Lines containing the word "SRMTID" are to be located and copied.

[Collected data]
********

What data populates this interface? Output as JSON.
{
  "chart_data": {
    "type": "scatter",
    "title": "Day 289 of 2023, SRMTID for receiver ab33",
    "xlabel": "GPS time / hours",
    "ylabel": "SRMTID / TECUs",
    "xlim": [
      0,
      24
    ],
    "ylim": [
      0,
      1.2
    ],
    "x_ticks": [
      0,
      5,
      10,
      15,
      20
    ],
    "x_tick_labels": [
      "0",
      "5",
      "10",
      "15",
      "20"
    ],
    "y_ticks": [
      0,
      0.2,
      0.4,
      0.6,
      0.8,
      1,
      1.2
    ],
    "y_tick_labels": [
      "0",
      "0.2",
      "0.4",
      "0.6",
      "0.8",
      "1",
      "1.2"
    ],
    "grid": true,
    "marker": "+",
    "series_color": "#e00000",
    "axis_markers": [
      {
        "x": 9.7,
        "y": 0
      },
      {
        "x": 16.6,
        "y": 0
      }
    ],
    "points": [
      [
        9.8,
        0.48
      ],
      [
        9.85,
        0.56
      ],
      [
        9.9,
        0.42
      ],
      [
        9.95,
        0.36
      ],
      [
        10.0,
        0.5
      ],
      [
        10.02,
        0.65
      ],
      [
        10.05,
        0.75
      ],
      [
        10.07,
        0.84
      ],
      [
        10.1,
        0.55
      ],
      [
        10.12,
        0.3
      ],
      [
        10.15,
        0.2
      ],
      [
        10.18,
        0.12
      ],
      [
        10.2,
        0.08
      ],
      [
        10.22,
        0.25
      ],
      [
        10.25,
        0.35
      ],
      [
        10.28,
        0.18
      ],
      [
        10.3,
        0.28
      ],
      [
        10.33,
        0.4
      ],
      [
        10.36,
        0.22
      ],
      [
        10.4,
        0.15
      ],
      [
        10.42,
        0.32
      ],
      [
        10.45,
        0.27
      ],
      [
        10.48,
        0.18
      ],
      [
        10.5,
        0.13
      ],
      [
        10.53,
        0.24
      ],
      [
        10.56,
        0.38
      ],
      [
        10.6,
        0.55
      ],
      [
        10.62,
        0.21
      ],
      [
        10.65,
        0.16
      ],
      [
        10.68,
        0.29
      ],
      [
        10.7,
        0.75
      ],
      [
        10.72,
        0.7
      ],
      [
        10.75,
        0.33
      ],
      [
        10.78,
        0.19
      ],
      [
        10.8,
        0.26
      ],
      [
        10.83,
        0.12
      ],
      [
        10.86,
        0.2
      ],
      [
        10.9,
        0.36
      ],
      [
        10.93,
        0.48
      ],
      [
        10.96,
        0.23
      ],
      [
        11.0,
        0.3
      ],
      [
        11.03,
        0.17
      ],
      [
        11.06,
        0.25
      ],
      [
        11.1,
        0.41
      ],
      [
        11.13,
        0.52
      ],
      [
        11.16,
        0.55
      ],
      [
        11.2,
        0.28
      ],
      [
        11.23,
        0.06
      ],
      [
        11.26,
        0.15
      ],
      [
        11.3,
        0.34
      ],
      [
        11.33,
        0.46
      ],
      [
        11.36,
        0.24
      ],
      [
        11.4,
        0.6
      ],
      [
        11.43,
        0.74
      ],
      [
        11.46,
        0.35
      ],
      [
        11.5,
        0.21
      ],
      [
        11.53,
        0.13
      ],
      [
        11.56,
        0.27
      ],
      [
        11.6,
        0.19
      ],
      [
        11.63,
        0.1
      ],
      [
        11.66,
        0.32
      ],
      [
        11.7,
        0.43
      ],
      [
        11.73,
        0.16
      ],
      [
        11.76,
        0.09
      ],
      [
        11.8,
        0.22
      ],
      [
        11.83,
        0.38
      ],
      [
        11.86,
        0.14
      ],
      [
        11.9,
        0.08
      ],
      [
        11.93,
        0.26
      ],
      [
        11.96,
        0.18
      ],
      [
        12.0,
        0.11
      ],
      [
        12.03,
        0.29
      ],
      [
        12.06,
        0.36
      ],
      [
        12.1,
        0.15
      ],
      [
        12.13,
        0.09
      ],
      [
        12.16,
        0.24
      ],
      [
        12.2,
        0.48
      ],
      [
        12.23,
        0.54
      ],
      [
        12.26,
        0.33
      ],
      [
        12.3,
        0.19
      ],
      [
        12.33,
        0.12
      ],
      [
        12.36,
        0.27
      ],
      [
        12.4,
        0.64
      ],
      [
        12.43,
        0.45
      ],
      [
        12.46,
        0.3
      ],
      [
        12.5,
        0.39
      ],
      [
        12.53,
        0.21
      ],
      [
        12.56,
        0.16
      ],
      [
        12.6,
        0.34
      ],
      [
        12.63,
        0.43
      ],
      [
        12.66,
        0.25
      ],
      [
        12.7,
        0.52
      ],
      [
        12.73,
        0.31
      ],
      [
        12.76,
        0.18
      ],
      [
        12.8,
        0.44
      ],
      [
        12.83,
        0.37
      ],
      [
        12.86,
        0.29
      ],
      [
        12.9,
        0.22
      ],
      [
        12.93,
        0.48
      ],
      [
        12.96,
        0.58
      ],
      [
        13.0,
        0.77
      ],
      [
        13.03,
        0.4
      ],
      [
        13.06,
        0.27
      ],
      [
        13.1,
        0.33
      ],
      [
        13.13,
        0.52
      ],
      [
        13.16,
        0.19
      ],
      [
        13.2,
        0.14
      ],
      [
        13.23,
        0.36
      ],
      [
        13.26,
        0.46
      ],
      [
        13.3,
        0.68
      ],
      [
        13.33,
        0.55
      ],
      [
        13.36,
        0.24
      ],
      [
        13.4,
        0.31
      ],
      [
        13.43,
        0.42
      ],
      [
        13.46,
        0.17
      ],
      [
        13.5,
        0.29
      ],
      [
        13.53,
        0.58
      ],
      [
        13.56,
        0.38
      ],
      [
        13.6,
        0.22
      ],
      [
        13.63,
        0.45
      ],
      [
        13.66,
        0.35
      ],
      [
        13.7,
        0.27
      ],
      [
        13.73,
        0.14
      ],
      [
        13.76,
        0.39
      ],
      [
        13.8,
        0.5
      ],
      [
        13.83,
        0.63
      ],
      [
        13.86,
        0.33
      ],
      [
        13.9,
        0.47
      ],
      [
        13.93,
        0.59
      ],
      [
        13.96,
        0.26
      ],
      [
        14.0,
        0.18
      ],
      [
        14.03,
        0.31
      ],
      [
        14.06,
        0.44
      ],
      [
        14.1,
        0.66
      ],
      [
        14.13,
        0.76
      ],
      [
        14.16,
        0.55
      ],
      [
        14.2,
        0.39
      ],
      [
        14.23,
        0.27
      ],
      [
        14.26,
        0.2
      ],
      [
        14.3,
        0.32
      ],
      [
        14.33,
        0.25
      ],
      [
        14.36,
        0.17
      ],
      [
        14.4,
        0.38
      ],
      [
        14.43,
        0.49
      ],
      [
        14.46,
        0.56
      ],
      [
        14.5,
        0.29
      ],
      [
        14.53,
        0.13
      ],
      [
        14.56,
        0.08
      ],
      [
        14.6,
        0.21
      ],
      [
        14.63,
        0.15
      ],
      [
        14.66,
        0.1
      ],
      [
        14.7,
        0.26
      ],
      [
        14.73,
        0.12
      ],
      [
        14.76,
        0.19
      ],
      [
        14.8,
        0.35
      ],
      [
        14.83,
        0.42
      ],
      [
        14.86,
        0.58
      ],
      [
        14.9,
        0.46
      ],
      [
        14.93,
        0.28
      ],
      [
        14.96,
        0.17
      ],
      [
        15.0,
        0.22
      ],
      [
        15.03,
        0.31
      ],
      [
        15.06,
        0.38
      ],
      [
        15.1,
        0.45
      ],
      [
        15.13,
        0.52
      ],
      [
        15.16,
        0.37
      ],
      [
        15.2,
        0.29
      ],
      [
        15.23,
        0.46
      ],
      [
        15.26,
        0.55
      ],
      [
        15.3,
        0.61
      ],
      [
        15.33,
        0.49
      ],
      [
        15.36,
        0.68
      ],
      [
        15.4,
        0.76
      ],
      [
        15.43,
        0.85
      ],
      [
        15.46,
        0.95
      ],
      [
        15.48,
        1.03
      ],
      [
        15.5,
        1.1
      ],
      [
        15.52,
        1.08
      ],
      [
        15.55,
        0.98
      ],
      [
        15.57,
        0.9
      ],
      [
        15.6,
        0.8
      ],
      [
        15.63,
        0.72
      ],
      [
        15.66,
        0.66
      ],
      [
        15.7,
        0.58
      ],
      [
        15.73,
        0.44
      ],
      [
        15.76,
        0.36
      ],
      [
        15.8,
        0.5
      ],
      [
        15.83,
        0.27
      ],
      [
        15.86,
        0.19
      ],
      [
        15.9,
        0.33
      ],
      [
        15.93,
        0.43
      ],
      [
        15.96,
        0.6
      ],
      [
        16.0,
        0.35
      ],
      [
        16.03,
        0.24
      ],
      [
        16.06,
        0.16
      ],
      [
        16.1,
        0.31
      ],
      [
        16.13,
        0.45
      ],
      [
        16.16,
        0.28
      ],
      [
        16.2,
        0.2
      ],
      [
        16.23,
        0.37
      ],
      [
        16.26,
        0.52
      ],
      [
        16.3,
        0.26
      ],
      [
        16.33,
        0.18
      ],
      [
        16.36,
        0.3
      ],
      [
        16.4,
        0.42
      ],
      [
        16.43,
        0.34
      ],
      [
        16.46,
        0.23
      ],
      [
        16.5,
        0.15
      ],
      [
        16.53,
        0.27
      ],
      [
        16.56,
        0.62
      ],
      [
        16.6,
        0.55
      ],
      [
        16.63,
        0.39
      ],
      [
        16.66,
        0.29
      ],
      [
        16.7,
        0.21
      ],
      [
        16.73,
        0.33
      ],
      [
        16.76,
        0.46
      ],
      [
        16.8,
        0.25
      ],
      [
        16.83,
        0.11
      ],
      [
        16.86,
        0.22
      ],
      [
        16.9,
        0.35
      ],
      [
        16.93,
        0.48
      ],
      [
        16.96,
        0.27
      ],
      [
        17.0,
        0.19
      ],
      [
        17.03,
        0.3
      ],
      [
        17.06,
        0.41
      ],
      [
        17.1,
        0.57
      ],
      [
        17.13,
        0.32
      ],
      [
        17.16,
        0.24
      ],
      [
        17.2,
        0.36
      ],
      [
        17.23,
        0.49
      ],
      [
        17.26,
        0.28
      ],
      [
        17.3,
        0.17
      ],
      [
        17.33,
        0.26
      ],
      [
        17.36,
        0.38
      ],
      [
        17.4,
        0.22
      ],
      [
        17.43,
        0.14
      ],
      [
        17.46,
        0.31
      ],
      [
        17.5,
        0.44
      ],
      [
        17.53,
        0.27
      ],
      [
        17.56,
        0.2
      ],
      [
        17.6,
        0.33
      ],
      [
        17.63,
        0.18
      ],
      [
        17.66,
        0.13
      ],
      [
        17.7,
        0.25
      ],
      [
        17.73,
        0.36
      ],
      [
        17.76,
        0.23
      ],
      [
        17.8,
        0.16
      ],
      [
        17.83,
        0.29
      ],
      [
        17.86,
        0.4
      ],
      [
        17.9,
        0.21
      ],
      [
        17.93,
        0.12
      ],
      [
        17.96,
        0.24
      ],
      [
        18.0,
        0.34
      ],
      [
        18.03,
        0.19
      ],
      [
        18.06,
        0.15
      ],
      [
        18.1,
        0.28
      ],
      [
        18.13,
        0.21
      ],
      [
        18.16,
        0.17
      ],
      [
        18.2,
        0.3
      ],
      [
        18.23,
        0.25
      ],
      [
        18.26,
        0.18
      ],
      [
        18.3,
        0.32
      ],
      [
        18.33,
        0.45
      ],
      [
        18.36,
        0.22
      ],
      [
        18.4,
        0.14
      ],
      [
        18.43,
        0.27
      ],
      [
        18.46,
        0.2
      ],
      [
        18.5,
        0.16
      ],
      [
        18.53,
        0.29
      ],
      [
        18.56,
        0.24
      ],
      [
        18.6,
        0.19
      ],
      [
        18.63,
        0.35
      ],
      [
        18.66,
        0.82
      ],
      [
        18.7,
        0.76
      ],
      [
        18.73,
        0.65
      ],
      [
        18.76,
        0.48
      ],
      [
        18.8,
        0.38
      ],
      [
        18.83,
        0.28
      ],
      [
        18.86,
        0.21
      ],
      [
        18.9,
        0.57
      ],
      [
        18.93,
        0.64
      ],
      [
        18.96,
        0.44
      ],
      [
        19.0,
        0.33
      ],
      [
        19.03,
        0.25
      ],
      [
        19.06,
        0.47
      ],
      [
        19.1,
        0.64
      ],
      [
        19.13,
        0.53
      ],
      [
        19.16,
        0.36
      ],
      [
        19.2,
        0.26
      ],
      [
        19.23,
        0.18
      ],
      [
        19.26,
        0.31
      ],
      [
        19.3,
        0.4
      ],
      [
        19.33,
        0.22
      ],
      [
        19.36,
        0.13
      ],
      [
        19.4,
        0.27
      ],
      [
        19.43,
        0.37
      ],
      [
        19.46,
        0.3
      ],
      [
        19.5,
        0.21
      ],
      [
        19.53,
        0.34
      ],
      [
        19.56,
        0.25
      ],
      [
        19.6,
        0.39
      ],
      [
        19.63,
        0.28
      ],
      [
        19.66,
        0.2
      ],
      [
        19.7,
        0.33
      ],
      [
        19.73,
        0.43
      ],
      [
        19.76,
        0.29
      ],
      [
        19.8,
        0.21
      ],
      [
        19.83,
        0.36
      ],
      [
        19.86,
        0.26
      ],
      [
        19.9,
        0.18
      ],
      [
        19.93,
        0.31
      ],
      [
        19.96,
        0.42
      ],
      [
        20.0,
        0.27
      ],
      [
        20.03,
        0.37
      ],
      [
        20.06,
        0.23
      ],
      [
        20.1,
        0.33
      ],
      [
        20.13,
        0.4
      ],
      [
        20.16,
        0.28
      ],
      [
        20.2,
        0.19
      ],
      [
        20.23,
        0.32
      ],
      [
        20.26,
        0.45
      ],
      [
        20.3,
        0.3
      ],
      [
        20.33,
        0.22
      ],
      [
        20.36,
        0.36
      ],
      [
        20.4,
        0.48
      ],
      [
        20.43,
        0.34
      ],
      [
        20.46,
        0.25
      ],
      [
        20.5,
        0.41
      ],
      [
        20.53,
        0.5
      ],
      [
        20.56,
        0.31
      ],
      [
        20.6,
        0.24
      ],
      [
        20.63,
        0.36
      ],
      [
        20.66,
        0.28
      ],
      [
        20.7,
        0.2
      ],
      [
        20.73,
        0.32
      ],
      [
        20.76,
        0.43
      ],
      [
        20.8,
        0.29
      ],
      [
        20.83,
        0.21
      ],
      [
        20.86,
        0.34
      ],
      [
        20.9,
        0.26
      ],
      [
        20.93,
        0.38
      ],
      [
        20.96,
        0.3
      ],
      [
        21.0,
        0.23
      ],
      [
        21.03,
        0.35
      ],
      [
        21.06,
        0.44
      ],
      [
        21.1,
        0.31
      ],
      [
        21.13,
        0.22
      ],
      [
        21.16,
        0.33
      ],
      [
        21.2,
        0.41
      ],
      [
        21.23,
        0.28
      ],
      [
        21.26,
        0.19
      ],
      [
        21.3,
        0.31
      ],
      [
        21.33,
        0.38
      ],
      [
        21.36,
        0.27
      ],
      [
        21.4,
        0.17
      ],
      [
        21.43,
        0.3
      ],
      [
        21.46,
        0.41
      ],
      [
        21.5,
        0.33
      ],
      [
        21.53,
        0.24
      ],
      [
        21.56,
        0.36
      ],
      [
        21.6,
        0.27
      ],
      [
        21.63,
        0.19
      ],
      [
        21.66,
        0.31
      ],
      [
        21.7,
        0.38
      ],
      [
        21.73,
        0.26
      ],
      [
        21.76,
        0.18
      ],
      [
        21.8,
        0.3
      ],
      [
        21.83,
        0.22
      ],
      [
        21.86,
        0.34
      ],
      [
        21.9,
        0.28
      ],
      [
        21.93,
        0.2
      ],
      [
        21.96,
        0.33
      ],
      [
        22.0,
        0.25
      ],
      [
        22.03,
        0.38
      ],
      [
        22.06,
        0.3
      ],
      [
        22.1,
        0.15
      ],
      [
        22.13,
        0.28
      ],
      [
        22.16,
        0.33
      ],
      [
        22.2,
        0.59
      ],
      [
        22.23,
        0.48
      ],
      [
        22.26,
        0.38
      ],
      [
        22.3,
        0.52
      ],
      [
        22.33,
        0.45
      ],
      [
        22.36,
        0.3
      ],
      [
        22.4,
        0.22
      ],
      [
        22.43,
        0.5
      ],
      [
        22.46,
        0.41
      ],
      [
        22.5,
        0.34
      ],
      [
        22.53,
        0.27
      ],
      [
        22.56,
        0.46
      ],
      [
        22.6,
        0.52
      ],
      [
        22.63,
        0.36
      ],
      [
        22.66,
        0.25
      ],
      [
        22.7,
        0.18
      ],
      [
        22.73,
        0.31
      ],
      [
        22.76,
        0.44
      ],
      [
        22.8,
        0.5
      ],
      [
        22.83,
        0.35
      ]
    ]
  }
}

********

* [Answer for this exercise]
    "title": "Day 289 of 2023, SRMTID for receiver ab33",
    "ylabel": "SRMTID / TECUs",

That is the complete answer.